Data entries
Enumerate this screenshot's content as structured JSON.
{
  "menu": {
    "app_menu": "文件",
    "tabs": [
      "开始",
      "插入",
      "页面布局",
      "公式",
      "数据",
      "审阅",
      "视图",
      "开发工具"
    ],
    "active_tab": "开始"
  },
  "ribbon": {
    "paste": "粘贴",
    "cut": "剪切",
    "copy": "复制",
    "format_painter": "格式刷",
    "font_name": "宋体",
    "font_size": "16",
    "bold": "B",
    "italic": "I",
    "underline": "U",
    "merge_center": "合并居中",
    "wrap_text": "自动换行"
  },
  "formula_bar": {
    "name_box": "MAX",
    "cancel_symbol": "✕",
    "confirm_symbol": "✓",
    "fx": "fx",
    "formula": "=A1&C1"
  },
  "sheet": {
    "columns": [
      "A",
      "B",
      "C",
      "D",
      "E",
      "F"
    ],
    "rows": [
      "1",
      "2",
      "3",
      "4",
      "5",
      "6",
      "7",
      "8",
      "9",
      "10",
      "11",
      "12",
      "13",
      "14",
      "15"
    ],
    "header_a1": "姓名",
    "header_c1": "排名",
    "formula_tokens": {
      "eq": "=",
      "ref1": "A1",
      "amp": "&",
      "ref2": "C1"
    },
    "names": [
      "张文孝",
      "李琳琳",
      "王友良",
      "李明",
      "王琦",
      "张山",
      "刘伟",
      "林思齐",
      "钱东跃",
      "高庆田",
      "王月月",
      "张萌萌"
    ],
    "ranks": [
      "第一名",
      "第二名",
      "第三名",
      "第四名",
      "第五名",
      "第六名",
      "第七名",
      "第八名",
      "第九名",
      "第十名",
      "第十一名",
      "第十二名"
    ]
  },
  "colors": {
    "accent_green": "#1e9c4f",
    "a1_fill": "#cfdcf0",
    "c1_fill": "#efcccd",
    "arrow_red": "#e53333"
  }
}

= The task =
Using the listing above, retype each line exactly.

= Output =
Enumerate this screenshot's content as structured JSON.
{
  "menu": {
    "app_menu": "文件",
    "tabs": [
      "开始",
      "插入",
      "页面布局",
      "公式",
      "数据",
      "审阅",
      "视图",
      "开发工具"
    ],
    "active_tab": "开始"
  },
  "ribbon": {
    "paste": "粘贴",
    "cut": "剪切",
    "copy": "复制",
    "format_painter": "格式刷",
    "font_name": "宋体",
    "font_size": "16",
    "bold": "B",
    "italic": "I",
    "underline": "U",
    "merge_center": "合并居中",
    "wrap_text": "自动换行"
  },
  "formula_bar": {
    "name_box": "MAX",
    "cancel_symbol": "✕",
    "confirm_symbol": "✓",
    "fx": "fx",
    "formula": "=A1&C1"
  },
  "sheet": {
    "columns": [
      "A",
      "B",
      "C",
      "D",
      "E",
      "F"
    ],
    "rows": [
      "1",
      "2",
      "3",
      "4",
      "5",
      "6",
      "7",
      "8",
      "9",
      "10",
      "11",
      "12",
      "13",
      "14",
      "15"
    ],
    "header_a1": "姓名",
    "header_c1": "排名",
    "formula_tokens": {
      "eq": "=",
      "ref1": "A1",
      "amp": "&",
      "ref2": "C1"
    },
    "names": [
      "张文孝",
      "李琳琳",
      "王友良",
      "李明",
      "王琦",
      "张山",
      "刘伟",
      "林思齐",
      "钱东跃",
      "高庆田",
      "王月月",
      "张萌萌"
    ],
    "ranks": [
      "第一名",
      "第二名",
      "第三名",
      "第四名",
      "第五名",
      "第六名",
      "第七名",
      "第八名",
      "第九名",
      "第十名",
      "第十一名",
      "第十二名"
    ]
  },
  "colors": {
    "accent_green": "#1e9c4f",
    "a1_fill": "#cfdcf0",
    "c1_fill": "#efcccd",
    "arrow_red": "#e53333"
  }
}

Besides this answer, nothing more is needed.